■ EXERCISE
Without altering anything, output the material below.

(Extracted data entries)
* * *

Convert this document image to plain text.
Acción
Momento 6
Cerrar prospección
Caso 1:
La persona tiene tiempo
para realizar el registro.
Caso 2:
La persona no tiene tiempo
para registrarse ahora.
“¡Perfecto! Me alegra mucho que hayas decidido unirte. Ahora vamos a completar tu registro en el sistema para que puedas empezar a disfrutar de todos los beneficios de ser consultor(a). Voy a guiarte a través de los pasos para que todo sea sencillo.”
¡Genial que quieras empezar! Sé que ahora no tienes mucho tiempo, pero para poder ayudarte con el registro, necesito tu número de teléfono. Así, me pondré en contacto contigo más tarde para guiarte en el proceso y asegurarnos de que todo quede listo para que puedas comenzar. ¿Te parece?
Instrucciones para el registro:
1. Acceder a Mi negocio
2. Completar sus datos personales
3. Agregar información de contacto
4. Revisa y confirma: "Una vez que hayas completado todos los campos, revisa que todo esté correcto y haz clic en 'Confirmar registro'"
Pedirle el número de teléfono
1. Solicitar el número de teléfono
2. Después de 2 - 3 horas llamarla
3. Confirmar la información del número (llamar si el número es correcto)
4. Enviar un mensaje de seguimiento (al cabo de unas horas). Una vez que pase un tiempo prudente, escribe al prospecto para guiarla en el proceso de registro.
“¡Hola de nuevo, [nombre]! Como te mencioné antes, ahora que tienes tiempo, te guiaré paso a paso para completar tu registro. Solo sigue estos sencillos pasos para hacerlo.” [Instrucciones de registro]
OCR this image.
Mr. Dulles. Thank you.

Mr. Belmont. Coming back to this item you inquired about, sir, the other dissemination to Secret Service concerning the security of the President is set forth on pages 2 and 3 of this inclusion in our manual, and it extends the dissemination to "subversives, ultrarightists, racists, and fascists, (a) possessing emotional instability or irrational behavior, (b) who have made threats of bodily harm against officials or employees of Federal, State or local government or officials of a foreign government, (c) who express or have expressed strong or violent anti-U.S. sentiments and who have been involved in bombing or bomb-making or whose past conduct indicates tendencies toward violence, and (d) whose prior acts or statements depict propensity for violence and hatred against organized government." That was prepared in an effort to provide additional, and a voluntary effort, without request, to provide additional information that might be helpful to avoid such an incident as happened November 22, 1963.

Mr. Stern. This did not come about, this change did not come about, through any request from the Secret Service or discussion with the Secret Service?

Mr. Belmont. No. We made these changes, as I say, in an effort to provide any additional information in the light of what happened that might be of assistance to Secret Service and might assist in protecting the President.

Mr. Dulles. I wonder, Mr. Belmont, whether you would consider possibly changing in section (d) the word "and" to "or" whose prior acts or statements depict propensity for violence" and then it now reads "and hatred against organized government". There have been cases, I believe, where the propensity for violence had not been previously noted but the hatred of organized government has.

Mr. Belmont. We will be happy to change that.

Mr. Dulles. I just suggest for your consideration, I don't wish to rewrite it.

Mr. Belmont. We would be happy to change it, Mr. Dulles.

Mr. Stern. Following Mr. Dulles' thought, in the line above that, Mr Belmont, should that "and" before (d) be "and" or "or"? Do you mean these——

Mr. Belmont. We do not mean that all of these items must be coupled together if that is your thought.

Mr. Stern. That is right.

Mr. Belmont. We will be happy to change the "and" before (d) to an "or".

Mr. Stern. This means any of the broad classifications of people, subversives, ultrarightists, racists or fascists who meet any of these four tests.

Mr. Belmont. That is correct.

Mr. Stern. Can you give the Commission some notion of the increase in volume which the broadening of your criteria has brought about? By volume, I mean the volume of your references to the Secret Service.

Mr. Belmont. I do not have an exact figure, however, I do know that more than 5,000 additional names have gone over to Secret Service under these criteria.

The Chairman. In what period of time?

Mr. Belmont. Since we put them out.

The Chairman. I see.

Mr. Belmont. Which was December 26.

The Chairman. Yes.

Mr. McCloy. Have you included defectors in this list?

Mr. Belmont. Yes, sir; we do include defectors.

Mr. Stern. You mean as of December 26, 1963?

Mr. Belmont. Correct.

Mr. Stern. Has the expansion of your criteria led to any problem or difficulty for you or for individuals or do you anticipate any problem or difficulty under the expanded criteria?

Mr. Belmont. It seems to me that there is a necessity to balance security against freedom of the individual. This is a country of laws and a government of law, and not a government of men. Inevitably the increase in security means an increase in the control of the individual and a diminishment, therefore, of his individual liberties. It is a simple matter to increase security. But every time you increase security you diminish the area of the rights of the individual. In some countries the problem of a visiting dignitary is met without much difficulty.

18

* * *

■ RESPONSE TO THIS EXERCISE
Convert this document image to plain text.
Acción
Momento 6
Cerrar prospección
Caso 1:
La persona tiene tiempo
para realizar el registro.
Caso 2:
La persona no tiene tiempo
para registrarse ahora.
“¡Perfecto! Me alegra mucho que hayas decidido unirte. Ahora vamos a completar tu registro en el sistema para que puedas empezar a disfrutar de todos los beneficios de ser consultor(a). Voy a guiarte a través de los pasos para que todo sea sencillo.”
¡Genial que quieras empezar! Sé que ahora no tienes mucho tiempo, pero para poder ayudarte con el registro, necesito tu número de teléfono. Así, me pondré en contacto contigo más tarde para guiarte en el proceso y asegurarnos de que todo quede listo para que puedas comenzar. ¿Te parece?
Instrucciones para el registro:
1. Acceder a Mi negocio
2. Completar sus datos personales
3. Agregar información de contacto
4. Revisa y confirma: "Una vez que hayas completado todos los campos, revisa que todo esté correcto y haz clic en 'Confirmar registro'"
Pedirle el número de teléfono
1. Solicitar el número de teléfono
2. Después de 2 - 3 horas llamarla
3. Confirmar la información del número (llamar si el número es correcto)
4. Enviar un mensaje de seguimiento (al cabo de unas horas). Una vez que pase un tiempo prudente, escribe al prospecto para guiarla en el proceso de registro.
“¡Hola de nuevo, [nombre]! Como te mencioné antes, ahora que tienes tiempo, te guiaré paso a paso para completar tu registro. Solo sigue estos sencillos pasos para hacerlo.” [Instrucciones de registro]
OCR this image.
Mr. Dulles. Thank you.

Mr. Belmont. Coming back to this item you inquired about, sir, the other dissemination to Secret Service concerning the security of the President is set forth on pages 2 and 3 of this inclusion in our manual, and it extends the dissemination to "subversives, ultrarightists, racists, and fascists, (a) possessing emotional instability or irrational behavior, (b) who have made threats of bodily harm against officials or employees of Federal, State or local government or officials of a foreign government, (c) who express or have expressed strong or violent anti-U.S. sentiments and who have been involved in bombing or bomb-making or whose past conduct indicates tendencies toward violence, and (d) whose prior acts or statements depict propensity for violence and hatred against organized government." That was prepared in an effort to provide additional, and a voluntary effort, without request, to provide additional information that might be helpful to avoid such an incident as happened November 22, 1963.

Mr. Stern. This did not come about, this change did not come about, through any request from the Secret Service or discussion with the Secret Service?

Mr. Belmont. No. We made these changes, as I say, in an effort to provide any additional information in the light of what happened that might be of assistance to Secret Service and might assist in protecting the President.

Mr. Dulles. I wonder, Mr. Belmont, whether you would consider possibly changing in section (d) the word "and" to "or" whose prior acts or statements depict propensity for violence" and then it now reads "and hatred against organized government". There have been cases, I believe, where the propensity for violence had not been previously noted but the hatred of organized government has.

Mr. Belmont. We will be happy to change that.

Mr. Dulles. I just suggest for your consideration, I don't wish to rewrite it.

Mr. Belmont. We would be happy to change it, Mr. Dulles.

Mr. Stern. Following Mr. Dulles' thought, in the line above that, Mr Belmont, should that "and" before (d) be "and" or "or"? Do you mean these——

Mr. Belmont. We do not mean that all of these items must be coupled together if that is your thought.

Mr. Stern. That is right.

Mr. Belmont. We will be happy to change the "and" before (d) to an "or".

Mr. Stern. This means any of the broad classifications of people, subversives, ultrarightists, racists or fascists who meet any of these four tests.

Mr. Belmont. That is correct.

Mr. Stern. Can you give the Commission some notion of the increase in volume which the broadening of your criteria has brought about? By volume, I mean the volume of your references to the Secret Service.

Mr. Belmont. I do not have an exact figure, however, I do know that more than 5,000 additional names have gone over to Secret Service under these criteria.

The Chairman. In what period of time?

Mr. Belmont. Since we put them out.

The Chairman. I see.

Mr. Belmont. Which was December 26.

The Chairman. Yes.

Mr. McCloy. Have you included defectors in this list?

Mr. Belmont. Yes, sir; we do include defectors.

Mr. Stern. You mean as of December 26, 1963?

Mr. Belmont. Correct.

Mr. Stern. Has the expansion of your criteria led to any problem or difficulty for you or for individuals or do you anticipate any problem or difficulty under the expanded criteria?

Mr. Belmont. It seems to me that there is a necessity to balance security against freedom of the individual. This is a country of laws and a government of law, and not a government of men. Inevitably the increase in security means an increase in the control of the individual and a diminishment, therefore, of his individual liberties. It is a simple matter to increase security. But every time you increase security you diminish the area of the rights of the individual. In some countries the problem of a visiting dignitary is met without much difficulty.

18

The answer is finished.